Aim
Report how many lines of the listing below include the word "frac". Give nothing but the number.

Entries taken from a collection
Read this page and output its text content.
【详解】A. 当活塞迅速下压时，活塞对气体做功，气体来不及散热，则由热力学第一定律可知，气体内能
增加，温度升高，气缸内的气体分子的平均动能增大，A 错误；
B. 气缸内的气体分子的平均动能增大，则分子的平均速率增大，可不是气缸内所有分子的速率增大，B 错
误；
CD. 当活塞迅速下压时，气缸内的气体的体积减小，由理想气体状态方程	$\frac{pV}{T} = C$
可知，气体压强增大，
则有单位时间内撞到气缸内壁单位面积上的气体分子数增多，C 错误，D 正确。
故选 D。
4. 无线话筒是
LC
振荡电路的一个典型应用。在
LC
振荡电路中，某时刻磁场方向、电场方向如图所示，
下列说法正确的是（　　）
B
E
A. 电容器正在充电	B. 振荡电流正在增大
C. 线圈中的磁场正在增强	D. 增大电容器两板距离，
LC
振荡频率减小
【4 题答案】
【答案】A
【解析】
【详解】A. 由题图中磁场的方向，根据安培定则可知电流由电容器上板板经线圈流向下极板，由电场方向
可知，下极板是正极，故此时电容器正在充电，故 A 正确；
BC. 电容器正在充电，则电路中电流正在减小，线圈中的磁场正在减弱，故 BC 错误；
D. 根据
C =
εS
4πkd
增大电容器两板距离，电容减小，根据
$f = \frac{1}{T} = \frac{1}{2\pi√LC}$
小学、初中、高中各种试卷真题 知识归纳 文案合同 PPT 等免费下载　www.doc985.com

Complete answer
2